Directions for this task: Quote the lines of the data below verbatim, beginning at the line that contains "Transcribe the text in this document." and ending at the last line, both included, and excluding pictures.

Working data:
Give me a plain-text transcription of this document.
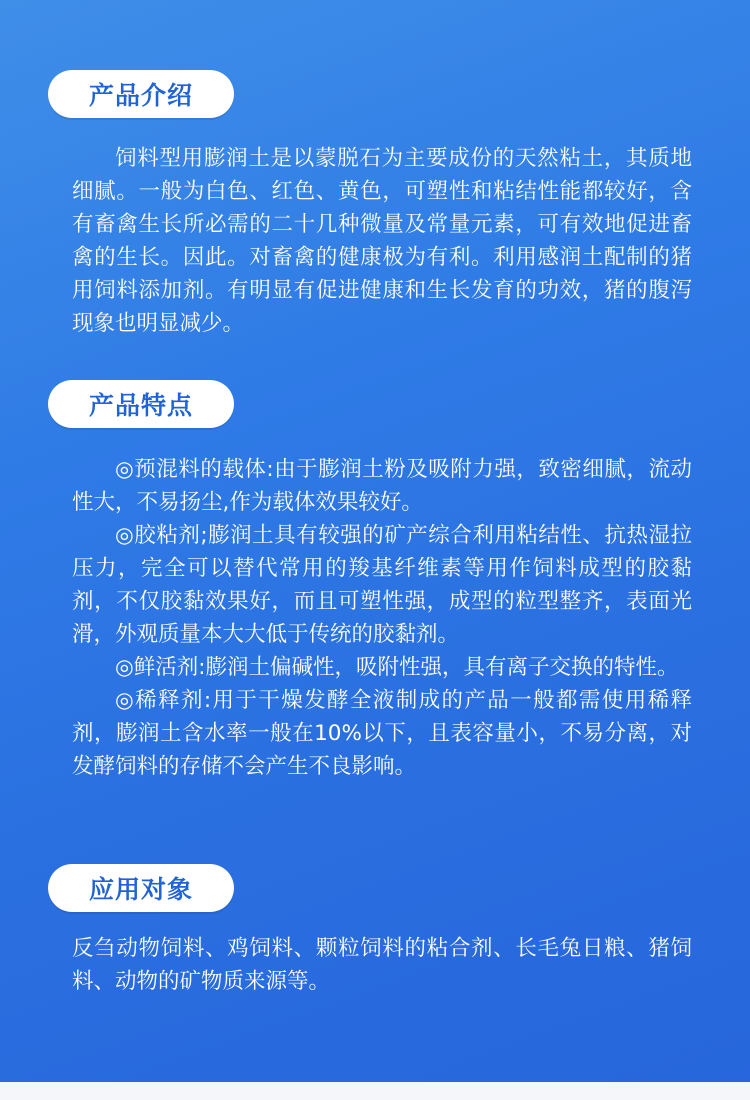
产品介绍

饲料型用膨润土是以蒙脱石为主要成份的天然粘土，其质地细腻。一般为白色、红色、黄色，可塑性和粘结性能都较好，含有畜禽生长所必需的二十几种微量及常量元素，可有效地促进畜禽的生长。因此。对畜禽的健康极为有利。利用感润土配制的猪用饲料添加剂。有明显有促进健康和生长发育的功效，猪的腹泻现象也明显减少。

产品特点

◎预混料的载体:由于膨润土粉及吸附力强，致密细腻，流动性大，不易扬尘,作为载体效果较好。

◎胶粘剂;膨润土具有较强的矿产综合利用粘结性、抗热湿拉压力，完全可以替代常用的羧基纤维素等用作饲料成型的胶黏剂，不仅胶黏效果好，而且可塑性强，成型的粒型整齐，表面光滑，外观质量本大大低于传统的胶黏剂。

◎鲜活剂:膨润土偏碱性，吸附性强，具有离子交换的特性。

◎稀释剂:用于干燥发酵全液制成的产品一般都需使用稀释剂，膨润土含水率一般在10%以下，且表容量小，不易分离，对发酵饲料的存储不会产生不良影响。

应用对象

反刍动物饲料、鸡饲料、颗粒饲料的粘合剂、长毛兔日粮、猪饲料、动物的矿物质来源等。
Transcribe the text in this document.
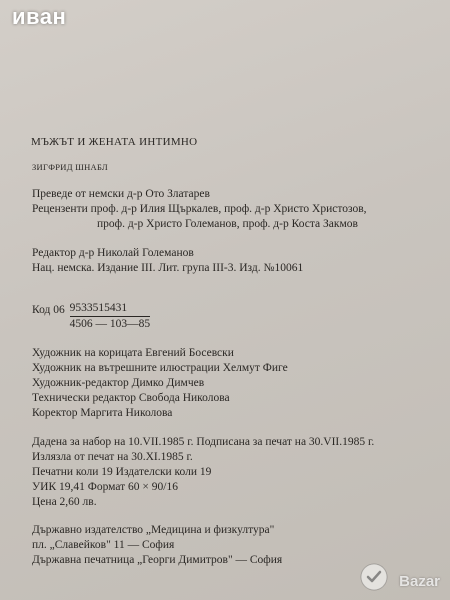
иван
МЪЖЪТ И ЖЕНАТА ИНТИМНО
ЗИГФРИД ШНАБЛ
Преведе от немски д-р Ото Златарев
Рецензенти проф. д-р Илия Щъркалев, проф. д-р Христо Христозов,
проф. д-р Христо Големанов, проф. д-р Коста Закмов
Редактор д-р Николай Големанов
Нац. немска. Издание III. Лит. група III-3. Изд. №10061
Код $06 \frac{9533515431}{4506 — 103—85}$
Художник на корицата Евгений Босевски
Художник на вътрешните илюстрации Хелмут Фиге
Художник-редактор Димко Димчев
Технически редактор Свобода Николова
Коректор Маргита Николова
Дадена за набор на 10.VII.1985 г. Подписана за печат на 30.VII.1985 г.
Излязла от печат на 30.XI.1985 г.
Печатни коли 19 Издателски коли 19
УИК 19,41 Формат 60 × 90/16
Цена 2,60 лв.
Държавно издателство „Медицина и физкултура"
пл. „Славейков" 11 — София
Държавна печатница „Георги Димитров" — София
Bazar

Correct result:
Transcribe the text in this document.
иван
МЪЖЪТ И ЖЕНАТА ИНТИМНО
ЗИГФРИД ШНАБЛ
Преведе от немски д-р Ото Златарев
Рецензенти проф. д-р Илия Щъркалев, проф. д-р Христо Христозов,
проф. д-р Христо Големанов, проф. д-р Коста Закмов
Редактор д-р Николай Големанов
Нац. немска. Издание III. Лит. група III-3. Изд. №10061
Код $06 \frac{9533515431}{4506 — 103—85}$
Художник на корицата Евгений Босевски
Художник на вътрешните илюстрации Хелмут Фиге
Художник-редактор Димко Димчев
Технически редактор Свобода Николова
Коректор Маргита Николова
Дадена за набор на 10.VII.1985 г. Подписана за печат на 30.VII.1985 г.
Излязла от печат на 30.XI.1985 г.
Печатни коли 19 Издателски коли 19
УИК 19,41 Формат 60 × 90/16
Цена 2,60 лв.
Държавно издателство „Медицина и физкултура"
пл. „Славейков" 11 — София
Държавна печатница „Георги Димитров" — София
Bazar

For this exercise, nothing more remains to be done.